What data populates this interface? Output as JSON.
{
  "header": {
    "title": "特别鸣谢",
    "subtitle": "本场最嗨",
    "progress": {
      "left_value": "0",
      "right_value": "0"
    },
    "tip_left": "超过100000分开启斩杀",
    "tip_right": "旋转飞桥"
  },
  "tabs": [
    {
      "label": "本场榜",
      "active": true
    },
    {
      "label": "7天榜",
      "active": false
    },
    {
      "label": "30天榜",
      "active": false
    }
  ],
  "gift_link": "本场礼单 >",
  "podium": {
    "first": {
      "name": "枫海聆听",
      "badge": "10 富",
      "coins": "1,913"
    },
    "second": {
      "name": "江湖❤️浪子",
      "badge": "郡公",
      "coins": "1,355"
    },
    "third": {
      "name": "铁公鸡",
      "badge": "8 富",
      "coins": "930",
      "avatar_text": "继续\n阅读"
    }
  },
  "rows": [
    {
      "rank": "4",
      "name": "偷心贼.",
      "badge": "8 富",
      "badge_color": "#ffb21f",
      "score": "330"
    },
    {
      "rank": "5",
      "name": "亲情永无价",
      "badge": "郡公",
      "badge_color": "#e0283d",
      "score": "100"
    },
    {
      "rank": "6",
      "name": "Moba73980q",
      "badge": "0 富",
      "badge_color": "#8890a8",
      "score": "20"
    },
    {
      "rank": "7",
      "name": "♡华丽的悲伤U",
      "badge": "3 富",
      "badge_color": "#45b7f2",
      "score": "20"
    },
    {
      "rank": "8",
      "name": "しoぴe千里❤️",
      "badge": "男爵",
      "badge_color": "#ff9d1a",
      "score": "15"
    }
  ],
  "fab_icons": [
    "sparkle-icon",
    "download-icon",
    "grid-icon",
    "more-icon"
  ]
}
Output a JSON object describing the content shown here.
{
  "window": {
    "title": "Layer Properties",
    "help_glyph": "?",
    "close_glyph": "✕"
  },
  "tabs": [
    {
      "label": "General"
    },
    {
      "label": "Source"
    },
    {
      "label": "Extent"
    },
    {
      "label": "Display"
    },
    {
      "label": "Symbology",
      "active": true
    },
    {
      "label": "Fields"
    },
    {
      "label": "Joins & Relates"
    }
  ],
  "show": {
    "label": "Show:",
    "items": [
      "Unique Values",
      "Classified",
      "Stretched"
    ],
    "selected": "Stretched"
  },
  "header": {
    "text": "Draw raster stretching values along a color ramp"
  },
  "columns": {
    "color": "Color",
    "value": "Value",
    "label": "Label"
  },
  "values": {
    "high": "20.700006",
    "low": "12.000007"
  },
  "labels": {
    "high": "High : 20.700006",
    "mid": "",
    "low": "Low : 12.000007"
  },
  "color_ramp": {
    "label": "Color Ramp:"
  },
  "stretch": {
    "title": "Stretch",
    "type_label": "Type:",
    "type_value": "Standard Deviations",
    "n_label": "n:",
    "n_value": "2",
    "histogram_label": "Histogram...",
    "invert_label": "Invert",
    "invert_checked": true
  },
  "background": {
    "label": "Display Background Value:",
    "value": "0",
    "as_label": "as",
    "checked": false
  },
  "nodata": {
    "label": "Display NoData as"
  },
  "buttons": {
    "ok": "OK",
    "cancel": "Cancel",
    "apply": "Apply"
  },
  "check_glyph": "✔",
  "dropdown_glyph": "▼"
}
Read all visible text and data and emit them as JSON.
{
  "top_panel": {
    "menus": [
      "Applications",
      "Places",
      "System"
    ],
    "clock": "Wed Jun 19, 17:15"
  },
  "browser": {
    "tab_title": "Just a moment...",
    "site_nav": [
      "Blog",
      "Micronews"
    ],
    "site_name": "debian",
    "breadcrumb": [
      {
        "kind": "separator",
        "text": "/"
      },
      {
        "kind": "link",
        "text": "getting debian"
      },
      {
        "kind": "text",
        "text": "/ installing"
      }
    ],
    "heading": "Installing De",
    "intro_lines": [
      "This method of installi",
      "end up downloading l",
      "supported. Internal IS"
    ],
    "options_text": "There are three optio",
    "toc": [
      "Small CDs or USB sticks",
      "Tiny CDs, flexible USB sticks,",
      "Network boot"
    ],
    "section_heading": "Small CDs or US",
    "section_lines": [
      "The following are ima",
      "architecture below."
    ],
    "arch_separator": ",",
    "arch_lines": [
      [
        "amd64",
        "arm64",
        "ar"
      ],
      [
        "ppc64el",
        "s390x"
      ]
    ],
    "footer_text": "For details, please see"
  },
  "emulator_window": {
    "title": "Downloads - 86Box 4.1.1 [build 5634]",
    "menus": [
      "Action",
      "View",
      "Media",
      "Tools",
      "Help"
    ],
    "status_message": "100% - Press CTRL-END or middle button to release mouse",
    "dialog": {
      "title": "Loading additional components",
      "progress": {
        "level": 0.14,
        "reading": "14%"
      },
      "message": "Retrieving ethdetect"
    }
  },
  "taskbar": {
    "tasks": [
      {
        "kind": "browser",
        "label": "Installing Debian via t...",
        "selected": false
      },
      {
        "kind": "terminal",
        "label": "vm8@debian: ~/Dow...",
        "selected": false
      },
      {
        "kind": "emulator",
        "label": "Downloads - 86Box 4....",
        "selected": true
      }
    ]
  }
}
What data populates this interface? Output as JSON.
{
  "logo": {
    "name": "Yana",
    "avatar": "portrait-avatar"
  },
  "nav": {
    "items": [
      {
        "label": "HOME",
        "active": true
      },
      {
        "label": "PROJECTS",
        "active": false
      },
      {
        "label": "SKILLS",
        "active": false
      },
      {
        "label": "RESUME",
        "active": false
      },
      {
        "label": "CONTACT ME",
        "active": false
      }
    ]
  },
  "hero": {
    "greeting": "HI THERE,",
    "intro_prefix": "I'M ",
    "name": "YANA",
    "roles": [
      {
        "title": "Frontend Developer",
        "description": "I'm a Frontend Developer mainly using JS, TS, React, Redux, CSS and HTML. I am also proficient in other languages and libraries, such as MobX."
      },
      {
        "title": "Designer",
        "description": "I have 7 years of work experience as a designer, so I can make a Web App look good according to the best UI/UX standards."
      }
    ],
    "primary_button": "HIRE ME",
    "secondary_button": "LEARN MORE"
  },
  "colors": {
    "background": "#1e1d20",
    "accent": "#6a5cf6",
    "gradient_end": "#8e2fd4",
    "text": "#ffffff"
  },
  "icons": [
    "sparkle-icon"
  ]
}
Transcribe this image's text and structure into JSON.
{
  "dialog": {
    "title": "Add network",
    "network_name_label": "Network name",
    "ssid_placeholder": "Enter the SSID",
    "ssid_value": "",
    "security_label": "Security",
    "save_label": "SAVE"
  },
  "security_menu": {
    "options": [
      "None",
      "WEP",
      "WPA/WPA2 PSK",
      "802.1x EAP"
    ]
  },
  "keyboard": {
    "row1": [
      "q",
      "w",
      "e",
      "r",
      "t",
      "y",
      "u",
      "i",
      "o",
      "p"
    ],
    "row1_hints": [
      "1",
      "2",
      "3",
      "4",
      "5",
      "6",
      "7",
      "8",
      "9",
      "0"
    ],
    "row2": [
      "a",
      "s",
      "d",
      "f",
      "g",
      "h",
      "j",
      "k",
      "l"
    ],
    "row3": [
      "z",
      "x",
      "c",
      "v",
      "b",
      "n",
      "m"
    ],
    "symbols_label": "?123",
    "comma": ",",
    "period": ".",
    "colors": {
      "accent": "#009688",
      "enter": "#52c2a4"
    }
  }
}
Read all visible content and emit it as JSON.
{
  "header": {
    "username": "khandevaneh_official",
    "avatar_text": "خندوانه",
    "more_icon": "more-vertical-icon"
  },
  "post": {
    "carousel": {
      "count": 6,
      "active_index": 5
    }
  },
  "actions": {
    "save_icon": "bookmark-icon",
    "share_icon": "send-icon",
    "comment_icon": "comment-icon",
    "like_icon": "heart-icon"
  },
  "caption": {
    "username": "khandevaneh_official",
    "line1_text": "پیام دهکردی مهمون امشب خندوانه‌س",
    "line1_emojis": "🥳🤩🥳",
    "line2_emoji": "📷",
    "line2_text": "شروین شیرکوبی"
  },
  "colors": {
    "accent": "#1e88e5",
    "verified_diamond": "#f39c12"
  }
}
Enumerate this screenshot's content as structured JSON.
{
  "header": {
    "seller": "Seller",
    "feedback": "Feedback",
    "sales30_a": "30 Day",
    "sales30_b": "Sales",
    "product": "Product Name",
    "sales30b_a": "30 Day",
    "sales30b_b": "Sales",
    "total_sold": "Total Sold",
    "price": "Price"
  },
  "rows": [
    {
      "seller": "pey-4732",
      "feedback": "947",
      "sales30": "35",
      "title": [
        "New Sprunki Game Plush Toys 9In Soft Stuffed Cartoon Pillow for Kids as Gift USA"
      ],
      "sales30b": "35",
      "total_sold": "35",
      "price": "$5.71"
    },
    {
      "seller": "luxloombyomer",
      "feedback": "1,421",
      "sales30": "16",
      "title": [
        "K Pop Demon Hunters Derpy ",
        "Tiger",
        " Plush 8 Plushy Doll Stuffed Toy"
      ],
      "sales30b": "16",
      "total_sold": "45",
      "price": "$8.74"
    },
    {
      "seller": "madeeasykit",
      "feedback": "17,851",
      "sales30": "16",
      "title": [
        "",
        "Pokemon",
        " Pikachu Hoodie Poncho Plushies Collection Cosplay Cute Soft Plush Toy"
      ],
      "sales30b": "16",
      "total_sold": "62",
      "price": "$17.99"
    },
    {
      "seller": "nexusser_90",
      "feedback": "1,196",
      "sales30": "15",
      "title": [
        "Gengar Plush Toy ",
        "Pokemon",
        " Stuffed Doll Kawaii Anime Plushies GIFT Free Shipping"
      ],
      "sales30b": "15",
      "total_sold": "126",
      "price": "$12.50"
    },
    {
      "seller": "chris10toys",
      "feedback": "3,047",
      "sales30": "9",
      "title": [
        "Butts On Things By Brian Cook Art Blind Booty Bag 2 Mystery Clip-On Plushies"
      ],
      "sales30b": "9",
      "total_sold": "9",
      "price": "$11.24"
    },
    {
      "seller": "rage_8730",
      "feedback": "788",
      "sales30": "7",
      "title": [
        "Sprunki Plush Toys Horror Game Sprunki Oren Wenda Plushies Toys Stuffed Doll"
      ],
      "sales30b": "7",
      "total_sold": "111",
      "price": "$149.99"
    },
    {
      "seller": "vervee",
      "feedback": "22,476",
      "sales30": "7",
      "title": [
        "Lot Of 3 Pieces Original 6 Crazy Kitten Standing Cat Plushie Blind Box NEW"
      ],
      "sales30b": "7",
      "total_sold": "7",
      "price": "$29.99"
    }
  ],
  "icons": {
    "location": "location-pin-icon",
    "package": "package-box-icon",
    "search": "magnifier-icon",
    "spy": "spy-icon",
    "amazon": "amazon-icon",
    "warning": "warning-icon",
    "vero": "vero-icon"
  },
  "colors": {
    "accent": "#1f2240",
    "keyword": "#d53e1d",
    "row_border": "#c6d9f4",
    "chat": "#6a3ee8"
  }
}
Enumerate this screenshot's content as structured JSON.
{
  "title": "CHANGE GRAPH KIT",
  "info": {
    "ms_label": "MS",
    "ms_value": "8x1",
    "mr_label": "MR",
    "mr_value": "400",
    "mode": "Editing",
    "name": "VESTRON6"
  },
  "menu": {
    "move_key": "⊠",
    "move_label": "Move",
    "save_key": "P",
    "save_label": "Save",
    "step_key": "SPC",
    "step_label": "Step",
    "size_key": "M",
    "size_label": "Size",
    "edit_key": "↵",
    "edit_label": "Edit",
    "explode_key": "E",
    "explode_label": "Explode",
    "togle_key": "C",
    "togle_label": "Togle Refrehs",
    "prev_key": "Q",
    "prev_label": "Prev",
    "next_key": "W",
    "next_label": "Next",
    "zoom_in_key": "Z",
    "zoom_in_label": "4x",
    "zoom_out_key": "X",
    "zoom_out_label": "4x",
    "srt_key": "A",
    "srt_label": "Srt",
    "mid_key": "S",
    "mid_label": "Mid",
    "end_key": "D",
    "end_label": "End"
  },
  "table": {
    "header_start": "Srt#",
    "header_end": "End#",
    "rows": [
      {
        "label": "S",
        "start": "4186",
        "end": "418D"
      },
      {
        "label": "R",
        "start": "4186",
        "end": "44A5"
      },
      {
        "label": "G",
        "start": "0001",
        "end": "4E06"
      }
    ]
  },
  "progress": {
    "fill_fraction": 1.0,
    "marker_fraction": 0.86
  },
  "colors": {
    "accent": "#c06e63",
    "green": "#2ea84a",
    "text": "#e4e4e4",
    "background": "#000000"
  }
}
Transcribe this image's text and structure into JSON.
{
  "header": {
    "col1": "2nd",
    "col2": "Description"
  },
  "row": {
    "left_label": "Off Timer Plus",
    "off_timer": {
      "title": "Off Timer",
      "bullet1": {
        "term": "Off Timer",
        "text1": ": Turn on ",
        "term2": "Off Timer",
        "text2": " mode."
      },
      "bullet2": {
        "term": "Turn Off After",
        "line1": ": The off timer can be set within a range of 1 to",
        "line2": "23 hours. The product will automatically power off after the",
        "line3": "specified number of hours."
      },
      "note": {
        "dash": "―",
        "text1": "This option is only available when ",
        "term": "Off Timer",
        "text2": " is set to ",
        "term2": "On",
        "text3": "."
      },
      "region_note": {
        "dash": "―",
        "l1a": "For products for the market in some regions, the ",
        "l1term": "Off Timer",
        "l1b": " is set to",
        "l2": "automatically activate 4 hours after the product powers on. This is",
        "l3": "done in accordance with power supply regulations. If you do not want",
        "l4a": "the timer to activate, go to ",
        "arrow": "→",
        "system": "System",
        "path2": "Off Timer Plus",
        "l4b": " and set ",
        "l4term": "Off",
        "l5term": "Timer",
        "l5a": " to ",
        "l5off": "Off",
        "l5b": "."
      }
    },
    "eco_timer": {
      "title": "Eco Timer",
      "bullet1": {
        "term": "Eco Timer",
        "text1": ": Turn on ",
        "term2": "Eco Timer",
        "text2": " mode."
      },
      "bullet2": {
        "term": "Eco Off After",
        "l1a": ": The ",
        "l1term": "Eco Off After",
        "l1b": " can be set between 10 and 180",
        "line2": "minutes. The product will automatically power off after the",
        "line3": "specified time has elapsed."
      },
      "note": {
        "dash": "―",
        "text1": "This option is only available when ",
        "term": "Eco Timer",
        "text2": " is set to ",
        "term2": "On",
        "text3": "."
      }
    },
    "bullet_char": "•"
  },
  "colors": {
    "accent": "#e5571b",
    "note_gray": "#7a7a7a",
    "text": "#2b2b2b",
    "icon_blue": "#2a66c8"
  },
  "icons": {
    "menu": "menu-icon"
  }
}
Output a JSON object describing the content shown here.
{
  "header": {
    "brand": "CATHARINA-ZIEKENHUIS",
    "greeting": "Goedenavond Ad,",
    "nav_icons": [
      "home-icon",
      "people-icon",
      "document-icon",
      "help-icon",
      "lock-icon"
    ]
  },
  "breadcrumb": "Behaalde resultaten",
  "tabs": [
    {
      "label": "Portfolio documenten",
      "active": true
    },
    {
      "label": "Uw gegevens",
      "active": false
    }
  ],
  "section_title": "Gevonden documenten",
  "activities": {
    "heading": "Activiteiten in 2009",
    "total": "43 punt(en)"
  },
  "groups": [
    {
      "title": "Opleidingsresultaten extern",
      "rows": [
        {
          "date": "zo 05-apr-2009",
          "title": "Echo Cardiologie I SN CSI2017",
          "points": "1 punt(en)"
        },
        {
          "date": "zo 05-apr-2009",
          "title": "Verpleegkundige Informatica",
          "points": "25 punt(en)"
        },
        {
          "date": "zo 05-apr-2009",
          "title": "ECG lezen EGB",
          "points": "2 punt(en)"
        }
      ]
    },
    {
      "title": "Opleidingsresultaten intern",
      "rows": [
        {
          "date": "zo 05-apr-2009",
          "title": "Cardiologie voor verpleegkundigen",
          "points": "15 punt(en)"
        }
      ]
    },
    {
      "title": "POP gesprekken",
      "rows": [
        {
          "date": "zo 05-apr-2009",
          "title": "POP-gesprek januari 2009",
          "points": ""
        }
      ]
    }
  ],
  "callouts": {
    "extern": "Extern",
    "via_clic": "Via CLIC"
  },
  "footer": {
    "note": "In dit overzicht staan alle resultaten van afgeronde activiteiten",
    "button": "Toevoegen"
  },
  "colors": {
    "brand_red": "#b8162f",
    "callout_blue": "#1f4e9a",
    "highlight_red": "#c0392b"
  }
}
....
** Instructions to follow **
The required answer is a single number: the count of lines in the entries that hold the string "Sprunki".

** Task response **
2